Check each line of the data for "thoại" and select those that have it.

--- Start ---

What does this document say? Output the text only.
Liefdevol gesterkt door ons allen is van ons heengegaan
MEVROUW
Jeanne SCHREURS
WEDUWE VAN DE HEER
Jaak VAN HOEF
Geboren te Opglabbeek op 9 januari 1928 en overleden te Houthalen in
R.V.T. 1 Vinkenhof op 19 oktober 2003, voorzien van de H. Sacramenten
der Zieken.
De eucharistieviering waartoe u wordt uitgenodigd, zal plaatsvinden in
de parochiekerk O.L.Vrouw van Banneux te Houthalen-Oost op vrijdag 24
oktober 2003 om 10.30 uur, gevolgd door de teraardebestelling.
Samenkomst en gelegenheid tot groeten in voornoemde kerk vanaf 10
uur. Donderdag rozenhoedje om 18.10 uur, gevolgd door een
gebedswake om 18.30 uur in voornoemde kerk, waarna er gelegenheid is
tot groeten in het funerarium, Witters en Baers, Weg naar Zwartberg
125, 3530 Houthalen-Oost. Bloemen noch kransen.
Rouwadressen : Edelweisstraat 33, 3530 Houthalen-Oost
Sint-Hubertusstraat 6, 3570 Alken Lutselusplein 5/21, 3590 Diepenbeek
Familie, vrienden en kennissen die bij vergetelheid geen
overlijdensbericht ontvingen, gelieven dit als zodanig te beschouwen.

--- End ---
--- Start ---

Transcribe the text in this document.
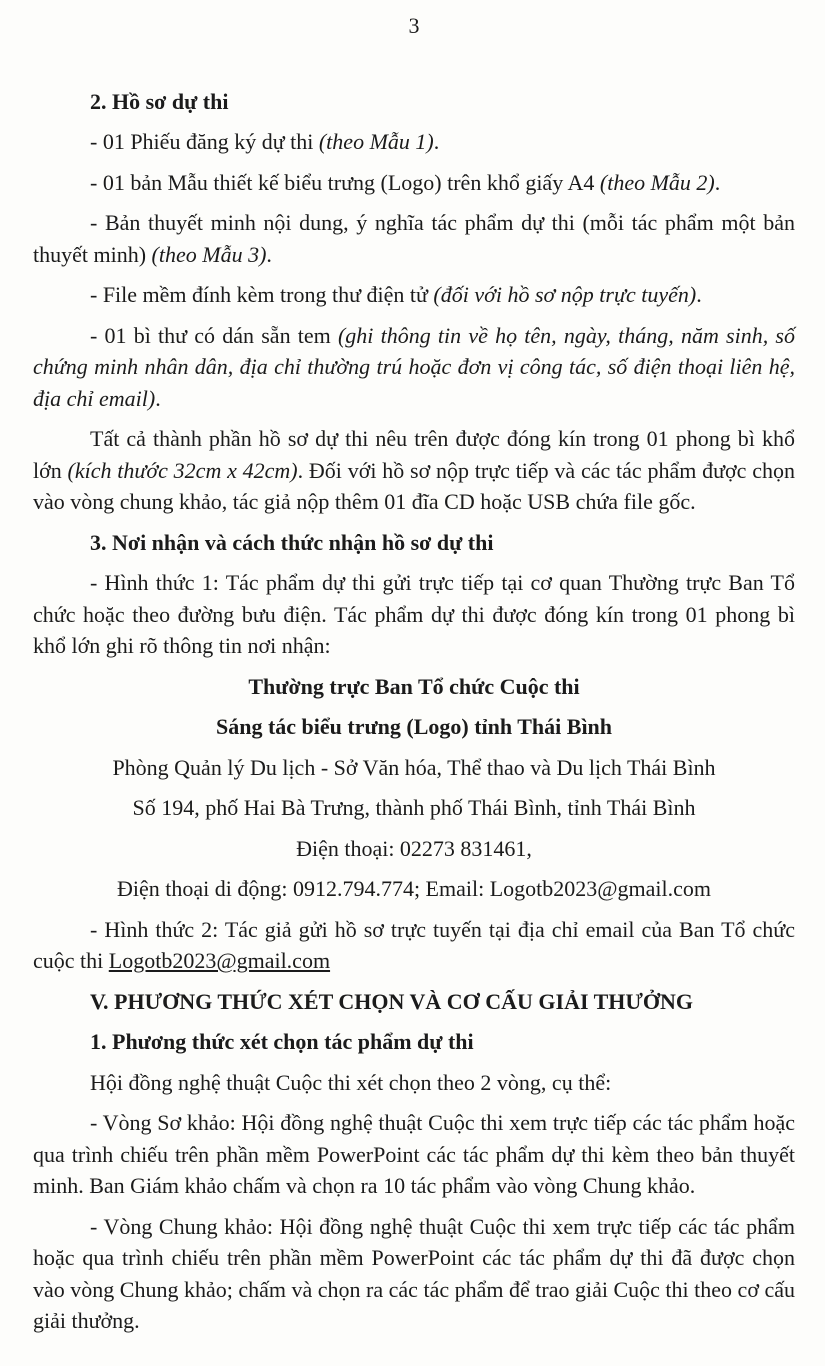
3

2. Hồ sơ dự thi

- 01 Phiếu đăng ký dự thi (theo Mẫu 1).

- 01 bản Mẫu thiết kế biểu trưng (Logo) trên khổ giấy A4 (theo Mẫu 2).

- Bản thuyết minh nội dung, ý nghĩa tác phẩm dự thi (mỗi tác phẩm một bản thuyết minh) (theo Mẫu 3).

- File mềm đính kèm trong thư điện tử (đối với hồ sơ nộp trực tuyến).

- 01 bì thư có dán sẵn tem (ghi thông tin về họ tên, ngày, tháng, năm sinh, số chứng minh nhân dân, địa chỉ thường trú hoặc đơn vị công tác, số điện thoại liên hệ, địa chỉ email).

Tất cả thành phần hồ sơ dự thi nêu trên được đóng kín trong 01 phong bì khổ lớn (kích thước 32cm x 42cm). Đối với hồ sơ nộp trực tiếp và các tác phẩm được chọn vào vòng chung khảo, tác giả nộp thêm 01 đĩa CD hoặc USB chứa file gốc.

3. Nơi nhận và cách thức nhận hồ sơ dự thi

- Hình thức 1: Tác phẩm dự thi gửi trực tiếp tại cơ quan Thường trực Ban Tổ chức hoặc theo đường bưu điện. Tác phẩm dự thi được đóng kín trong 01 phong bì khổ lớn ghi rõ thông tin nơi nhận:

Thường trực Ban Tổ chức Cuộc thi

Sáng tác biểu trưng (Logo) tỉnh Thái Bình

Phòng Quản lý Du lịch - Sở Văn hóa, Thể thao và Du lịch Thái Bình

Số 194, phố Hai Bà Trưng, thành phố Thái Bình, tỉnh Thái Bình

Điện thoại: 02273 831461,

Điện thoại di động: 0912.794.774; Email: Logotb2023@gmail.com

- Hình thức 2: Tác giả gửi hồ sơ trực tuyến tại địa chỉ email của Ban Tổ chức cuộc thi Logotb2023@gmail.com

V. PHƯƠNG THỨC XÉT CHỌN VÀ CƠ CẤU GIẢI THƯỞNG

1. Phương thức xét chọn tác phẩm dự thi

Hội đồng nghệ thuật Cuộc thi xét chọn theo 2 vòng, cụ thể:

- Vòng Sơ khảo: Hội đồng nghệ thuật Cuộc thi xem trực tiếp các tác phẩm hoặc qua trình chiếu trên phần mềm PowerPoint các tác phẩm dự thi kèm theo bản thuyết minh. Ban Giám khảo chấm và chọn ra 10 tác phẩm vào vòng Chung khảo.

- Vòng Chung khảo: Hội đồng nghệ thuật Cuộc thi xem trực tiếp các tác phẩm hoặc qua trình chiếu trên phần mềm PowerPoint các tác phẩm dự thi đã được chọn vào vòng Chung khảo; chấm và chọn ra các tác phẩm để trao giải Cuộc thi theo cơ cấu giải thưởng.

--- End ---
--- Start ---

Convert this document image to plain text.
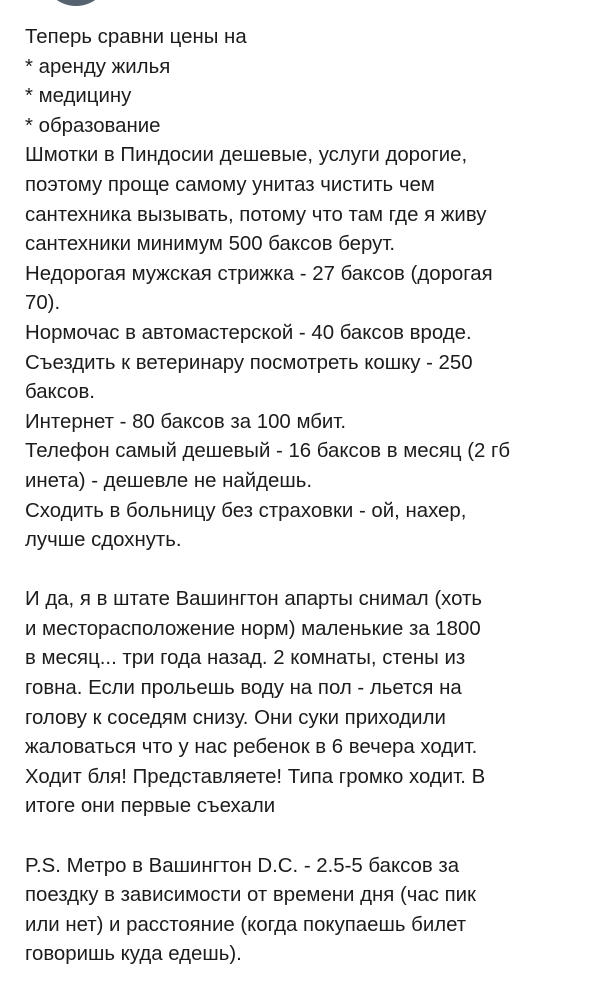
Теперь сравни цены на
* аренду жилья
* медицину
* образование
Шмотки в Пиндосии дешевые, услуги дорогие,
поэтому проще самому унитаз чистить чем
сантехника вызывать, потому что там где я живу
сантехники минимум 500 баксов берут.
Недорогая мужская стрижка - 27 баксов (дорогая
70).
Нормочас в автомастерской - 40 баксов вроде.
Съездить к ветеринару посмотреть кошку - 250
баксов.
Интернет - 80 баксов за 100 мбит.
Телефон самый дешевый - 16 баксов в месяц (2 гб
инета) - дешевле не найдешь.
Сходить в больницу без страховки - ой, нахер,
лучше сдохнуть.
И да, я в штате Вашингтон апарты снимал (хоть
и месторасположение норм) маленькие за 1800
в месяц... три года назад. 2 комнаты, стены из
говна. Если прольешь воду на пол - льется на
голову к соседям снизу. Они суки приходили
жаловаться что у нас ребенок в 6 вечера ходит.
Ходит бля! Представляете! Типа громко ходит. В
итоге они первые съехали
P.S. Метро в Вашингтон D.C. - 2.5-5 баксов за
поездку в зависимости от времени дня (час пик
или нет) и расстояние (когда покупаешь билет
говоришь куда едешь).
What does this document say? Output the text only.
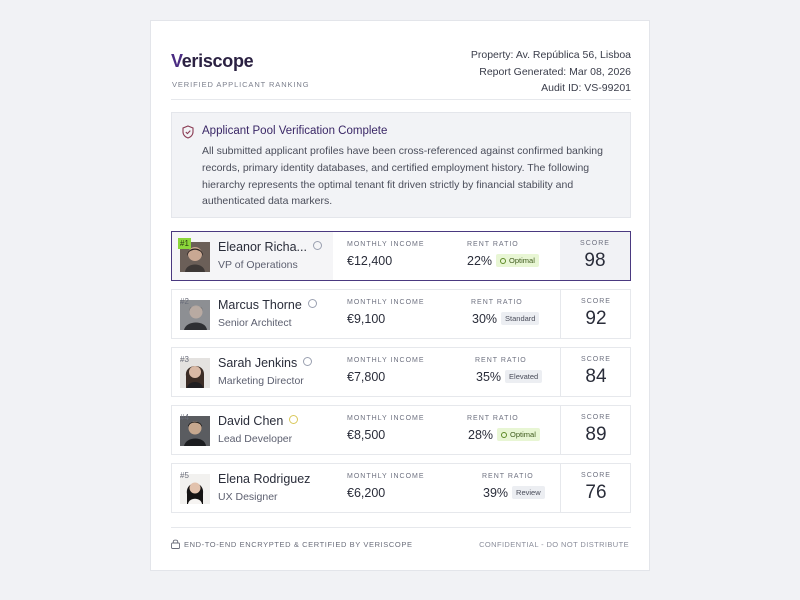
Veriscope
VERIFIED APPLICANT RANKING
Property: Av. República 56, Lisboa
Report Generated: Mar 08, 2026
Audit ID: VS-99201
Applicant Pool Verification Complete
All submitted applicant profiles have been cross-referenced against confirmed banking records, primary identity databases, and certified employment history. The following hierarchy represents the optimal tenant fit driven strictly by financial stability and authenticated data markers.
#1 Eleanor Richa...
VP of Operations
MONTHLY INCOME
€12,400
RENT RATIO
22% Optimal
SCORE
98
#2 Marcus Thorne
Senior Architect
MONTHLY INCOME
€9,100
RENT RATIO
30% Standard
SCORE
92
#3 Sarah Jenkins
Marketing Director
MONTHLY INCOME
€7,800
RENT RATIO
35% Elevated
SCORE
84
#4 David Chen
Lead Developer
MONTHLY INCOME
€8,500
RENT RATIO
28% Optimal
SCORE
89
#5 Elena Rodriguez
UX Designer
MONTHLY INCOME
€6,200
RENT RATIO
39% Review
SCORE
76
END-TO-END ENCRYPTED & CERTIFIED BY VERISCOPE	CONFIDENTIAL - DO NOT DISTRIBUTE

--- End ---

_Response_
- 01 bì thư có dán sẵn tem (ghi thông tin về họ tên, ngày, tháng, năm sinh, số chứng minh nhân dân, địa chỉ thường trú hoặc đơn vị công tác, số điện thoại liên hệ, địa chỉ email).
Điện thoại: 02273 831461,
Điện thoại di động: 0912.794.774; Email: Logotb2023@gmail.com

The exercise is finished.